____ EXTRACTED INFORMATION

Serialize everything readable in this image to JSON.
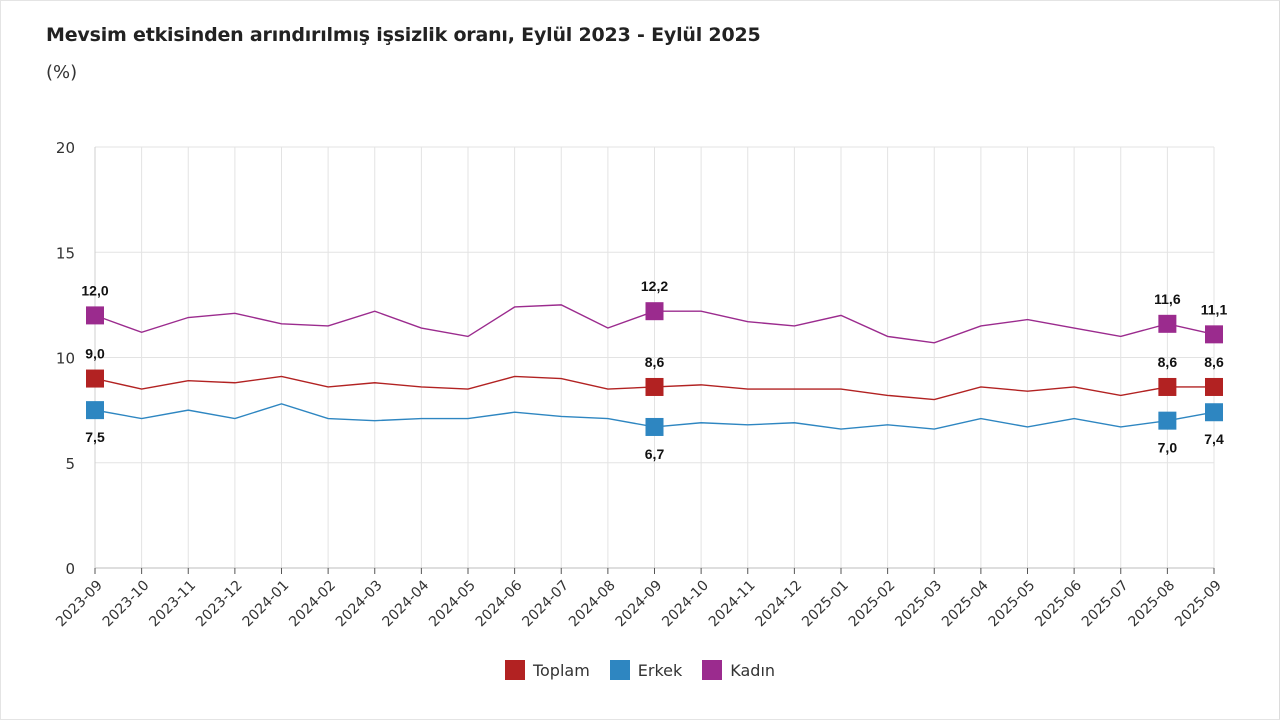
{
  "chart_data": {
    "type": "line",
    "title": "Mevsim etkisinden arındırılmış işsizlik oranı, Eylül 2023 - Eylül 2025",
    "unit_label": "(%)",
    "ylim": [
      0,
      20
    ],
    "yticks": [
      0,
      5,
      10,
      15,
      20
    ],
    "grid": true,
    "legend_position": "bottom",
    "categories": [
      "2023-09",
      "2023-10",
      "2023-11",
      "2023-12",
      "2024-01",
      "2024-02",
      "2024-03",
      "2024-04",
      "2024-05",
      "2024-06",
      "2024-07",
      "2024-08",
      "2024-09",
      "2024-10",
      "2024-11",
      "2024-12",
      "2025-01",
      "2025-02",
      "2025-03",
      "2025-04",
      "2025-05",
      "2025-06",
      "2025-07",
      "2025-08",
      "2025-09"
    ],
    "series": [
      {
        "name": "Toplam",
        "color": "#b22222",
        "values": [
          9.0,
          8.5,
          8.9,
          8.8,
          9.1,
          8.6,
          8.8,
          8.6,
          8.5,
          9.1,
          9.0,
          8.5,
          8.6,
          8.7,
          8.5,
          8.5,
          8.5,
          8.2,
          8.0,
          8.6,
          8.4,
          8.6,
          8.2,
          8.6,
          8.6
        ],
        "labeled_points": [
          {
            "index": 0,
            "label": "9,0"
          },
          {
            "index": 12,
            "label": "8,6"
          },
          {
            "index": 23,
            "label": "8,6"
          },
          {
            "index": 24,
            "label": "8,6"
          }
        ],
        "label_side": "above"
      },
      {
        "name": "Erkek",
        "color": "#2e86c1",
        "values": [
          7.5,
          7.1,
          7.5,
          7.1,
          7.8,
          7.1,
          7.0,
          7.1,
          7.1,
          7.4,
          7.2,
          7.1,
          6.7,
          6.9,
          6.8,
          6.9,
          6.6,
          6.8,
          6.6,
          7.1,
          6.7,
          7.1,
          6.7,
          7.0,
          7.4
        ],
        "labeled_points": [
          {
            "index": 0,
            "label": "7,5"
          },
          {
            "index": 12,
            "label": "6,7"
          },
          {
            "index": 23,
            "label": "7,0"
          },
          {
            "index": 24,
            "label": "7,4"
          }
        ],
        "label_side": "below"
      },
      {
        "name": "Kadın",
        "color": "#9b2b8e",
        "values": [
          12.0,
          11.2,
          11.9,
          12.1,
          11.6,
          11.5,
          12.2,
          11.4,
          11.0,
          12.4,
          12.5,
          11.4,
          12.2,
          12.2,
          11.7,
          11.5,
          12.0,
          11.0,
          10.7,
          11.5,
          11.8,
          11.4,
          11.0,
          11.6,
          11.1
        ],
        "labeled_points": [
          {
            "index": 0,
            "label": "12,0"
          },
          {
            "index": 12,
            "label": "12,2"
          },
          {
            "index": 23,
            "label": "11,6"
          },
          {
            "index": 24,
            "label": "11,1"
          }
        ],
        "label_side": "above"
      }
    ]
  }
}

________
____ EXTRACTED INFORMATION

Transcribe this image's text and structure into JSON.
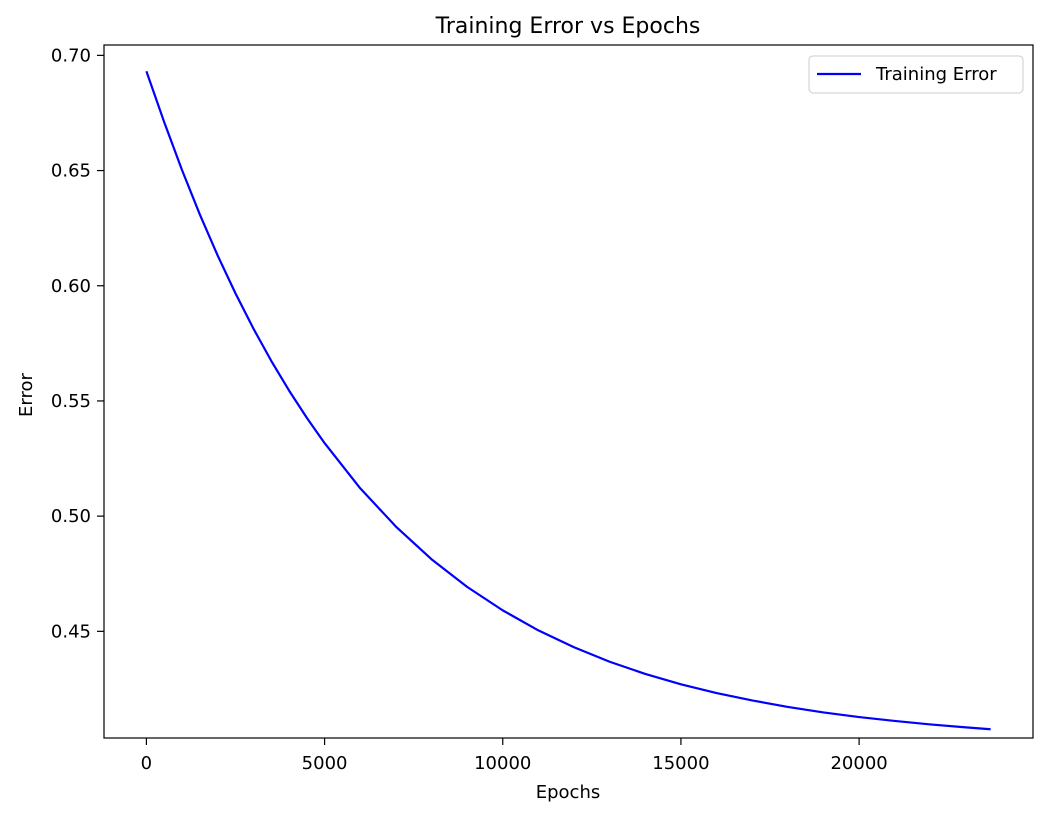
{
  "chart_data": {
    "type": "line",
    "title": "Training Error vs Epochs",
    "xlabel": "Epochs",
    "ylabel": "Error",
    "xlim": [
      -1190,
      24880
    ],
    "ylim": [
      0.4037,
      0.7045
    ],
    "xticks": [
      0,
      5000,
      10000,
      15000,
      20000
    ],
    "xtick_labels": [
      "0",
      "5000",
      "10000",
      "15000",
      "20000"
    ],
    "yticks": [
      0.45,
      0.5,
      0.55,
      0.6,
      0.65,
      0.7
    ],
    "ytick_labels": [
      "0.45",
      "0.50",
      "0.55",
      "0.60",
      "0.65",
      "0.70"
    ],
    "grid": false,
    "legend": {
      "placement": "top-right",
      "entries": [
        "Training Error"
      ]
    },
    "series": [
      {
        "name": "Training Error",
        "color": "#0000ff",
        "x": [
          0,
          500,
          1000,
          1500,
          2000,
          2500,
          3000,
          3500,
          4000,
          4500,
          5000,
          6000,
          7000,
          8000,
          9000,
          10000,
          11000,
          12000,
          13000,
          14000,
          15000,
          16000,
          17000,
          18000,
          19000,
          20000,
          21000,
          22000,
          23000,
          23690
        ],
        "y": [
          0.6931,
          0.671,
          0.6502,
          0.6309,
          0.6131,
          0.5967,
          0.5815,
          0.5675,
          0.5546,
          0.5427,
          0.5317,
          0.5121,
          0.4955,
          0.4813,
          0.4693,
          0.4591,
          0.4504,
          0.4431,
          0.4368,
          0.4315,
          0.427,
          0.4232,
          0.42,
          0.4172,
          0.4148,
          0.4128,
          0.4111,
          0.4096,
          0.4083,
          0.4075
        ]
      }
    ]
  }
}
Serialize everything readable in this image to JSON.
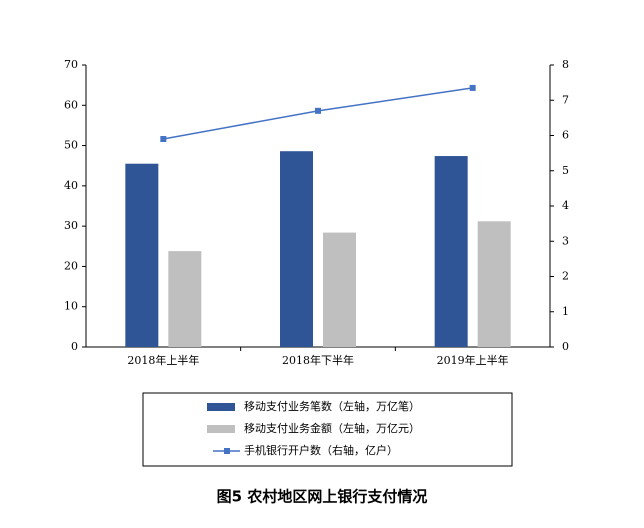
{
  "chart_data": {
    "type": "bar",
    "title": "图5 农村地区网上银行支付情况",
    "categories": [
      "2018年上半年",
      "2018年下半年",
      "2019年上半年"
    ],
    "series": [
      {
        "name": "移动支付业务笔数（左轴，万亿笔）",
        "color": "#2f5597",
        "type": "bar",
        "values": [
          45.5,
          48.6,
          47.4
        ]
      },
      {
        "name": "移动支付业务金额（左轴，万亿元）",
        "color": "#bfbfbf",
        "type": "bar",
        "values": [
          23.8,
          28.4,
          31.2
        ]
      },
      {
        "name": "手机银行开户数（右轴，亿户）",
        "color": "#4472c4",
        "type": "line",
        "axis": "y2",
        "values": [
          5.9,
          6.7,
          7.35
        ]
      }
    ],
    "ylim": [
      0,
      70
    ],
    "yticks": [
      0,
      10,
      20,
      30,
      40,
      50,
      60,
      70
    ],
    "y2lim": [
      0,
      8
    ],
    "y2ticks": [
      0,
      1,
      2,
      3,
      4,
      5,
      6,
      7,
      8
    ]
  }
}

________

Your answer should be a single number: the count of lines in these records that hold the string "Epochs".

TASK RESPONSE: 2